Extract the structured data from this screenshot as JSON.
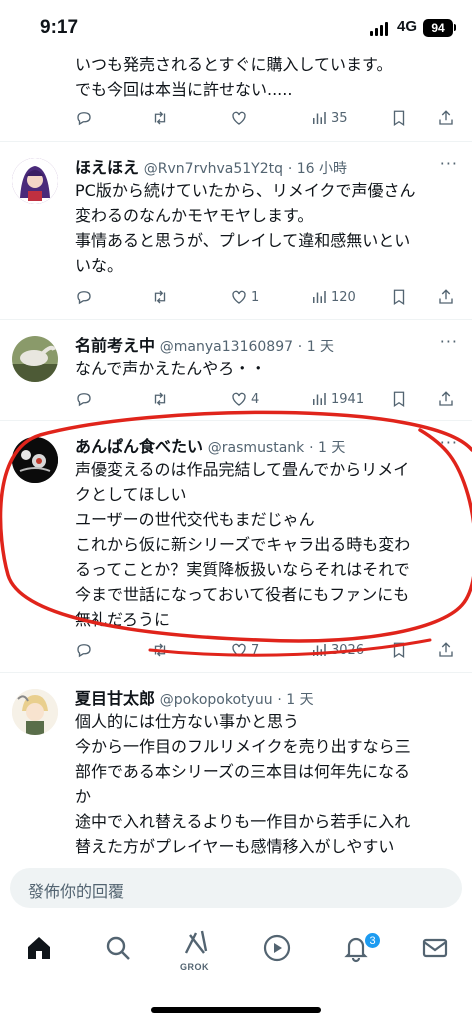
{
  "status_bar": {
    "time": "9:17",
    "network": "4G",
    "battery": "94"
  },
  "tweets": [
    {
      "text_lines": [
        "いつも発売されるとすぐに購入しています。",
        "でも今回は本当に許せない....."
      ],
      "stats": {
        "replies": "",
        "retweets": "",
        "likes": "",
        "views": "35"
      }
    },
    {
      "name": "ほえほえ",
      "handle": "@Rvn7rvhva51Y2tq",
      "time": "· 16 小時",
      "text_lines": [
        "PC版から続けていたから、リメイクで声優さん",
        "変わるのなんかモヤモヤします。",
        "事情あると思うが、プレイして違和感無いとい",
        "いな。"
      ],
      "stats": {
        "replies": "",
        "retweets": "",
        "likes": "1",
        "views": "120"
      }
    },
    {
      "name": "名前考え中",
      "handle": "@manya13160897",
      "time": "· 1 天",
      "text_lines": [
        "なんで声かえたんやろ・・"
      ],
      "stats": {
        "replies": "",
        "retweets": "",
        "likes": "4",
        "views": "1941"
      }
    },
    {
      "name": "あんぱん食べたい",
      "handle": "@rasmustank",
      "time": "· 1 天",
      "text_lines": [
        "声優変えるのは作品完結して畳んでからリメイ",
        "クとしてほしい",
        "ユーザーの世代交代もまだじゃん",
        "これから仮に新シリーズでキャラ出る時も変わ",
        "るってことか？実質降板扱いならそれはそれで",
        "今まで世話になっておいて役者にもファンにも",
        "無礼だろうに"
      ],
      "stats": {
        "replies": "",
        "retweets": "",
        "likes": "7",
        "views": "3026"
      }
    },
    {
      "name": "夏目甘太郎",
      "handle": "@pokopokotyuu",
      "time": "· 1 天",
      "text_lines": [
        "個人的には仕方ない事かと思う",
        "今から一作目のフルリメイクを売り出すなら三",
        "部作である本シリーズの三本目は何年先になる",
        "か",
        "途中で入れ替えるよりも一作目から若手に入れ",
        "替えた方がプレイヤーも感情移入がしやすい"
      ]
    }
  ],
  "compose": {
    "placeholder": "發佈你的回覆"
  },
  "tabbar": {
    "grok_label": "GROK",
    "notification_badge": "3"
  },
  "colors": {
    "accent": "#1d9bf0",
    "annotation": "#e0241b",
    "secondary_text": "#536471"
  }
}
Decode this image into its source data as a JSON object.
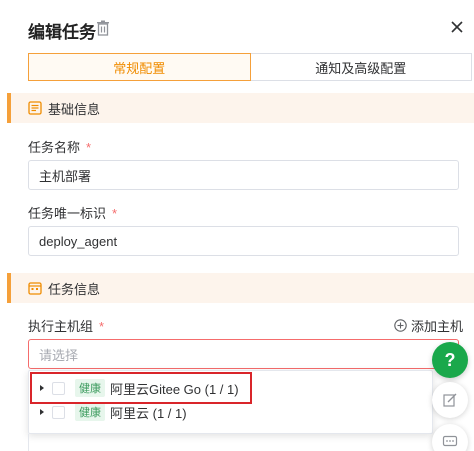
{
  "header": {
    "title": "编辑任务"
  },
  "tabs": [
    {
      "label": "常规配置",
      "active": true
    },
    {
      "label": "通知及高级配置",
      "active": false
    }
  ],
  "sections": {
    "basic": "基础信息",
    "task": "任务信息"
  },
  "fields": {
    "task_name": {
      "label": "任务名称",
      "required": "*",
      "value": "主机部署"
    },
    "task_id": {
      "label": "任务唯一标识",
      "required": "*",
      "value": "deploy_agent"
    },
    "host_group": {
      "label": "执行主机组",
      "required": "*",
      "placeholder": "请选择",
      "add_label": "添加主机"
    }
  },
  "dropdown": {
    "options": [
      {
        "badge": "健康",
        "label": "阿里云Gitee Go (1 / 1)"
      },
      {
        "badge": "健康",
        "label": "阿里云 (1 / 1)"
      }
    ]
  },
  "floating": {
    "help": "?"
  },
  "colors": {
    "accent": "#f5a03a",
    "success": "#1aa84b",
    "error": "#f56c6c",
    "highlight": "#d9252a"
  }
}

────────

Using the data above, write out every line exactly, leaving the images behind.

Extract the structured data from this screenshot as JSON.
{
  "status_bar": {
    "time": "9:17",
    "network": "4G",
    "battery": "94"
  },
  "tweets": [
    {
      "text_lines": [
        "いつも発売されるとすぐに購入しています。",
        "でも今回は本当に許せない....."
      ],
      "stats": {
        "replies": "",
        "retweets": "",
        "likes": "",
        "views": "35"
      }
    },
    {
      "name": "ほえほえ",
      "handle": "@Rvn7rvhva51Y2tq",
      "time": "· 16 小時",
      "text_lines": [
        "PC版から続けていたから、リメイクで声優さん",
        "変わるのなんかモヤモヤします。",
        "事情あると思うが、プレイして違和感無いとい",
        "いな。"
      ],
      "stats": {
        "replies": "",
        "retweets": "",
        "likes": "1",
        "views": "120"
      }
    },
    {
      "name": "名前考え中",
      "handle": "@manya13160897",
      "time": "· 1 天",
      "text_lines": [
        "なんで声かえたんやろ・・"
      ],
      "stats": {
        "replies": "",
        "retweets": "",
        "likes": "4",
        "views": "1941"
      }
    },
    {
      "name": "あんぱん食べたい",
      "handle": "@rasmustank",
      "time": "· 1 天",
      "text_lines": [
        "声優変えるのは作品完結して畳んでからリメイ",
        "クとしてほしい",
        "ユーザーの世代交代もまだじゃん",
        "これから仮に新シリーズでキャラ出る時も変わ",
        "るってことか？実質降板扱いならそれはそれで",
        "今まで世話になっておいて役者にもファンにも",
        "無礼だろうに"
      ],
      "stats": {
        "replies": "",
        "retweets": "",
        "likes": "7",
        "views": "3026"
      }
    },
    {
      "name": "夏目甘太郎",
      "handle": "@pokopokotyuu",
      "time": "· 1 天",
      "text_lines": [
        "個人的には仕方ない事かと思う",
        "今から一作目のフルリメイクを売り出すなら三",
        "部作である本シリーズの三本目は何年先になる",
        "か",
        "途中で入れ替えるよりも一作目から若手に入れ",
        "替えた方がプレイヤーも感情移入がしやすい"
      ]
    }
  ],
  "compose": {
    "placeholder": "發佈你的回覆"
  },
  "tabbar": {
    "grok_label": "GROK",
    "notification_badge": "3"
  },
  "colors": {
    "accent": "#1d9bf0",
    "annotation": "#e0241b",
    "secondary_text": "#536471"
  }
}
Decode this image into its source data as a JSON object.
{
  "header": {
    "title": "编辑任务"
  },
  "tabs": [
    {
      "label": "常规配置",
      "active": true
    },
    {
      "label": "通知及高级配置",
      "active": false
    }
  ],
  "sections": {
    "basic": "基础信息",
    "task": "任务信息"
  },
  "fields": {
    "task_name": {
      "label": "任务名称",
      "required": "*",
      "value": "主机部署"
    },
    "task_id": {
      "label": "任务唯一标识",
      "required": "*",
      "value": "deploy_agent"
    },
    "host_group": {
      "label": "执行主机组",
      "required": "*",
      "placeholder": "请选择",
      "add_label": "添加主机"
    }
  },
  "dropdown": {
    "options": [
      {
        "badge": "健康",
        "label": "阿里云Gitee Go (1 / 1)"
      },
      {
        "badge": "健康",
        "label": "阿里云 (1 / 1)"
      }
    ]
  },
  "floating": {
    "help": "?"
  },
  "colors": {
    "accent": "#f5a03a",
    "success": "#1aa84b",
    "error": "#f56c6c",
    "highlight": "#d9252a"
  }
}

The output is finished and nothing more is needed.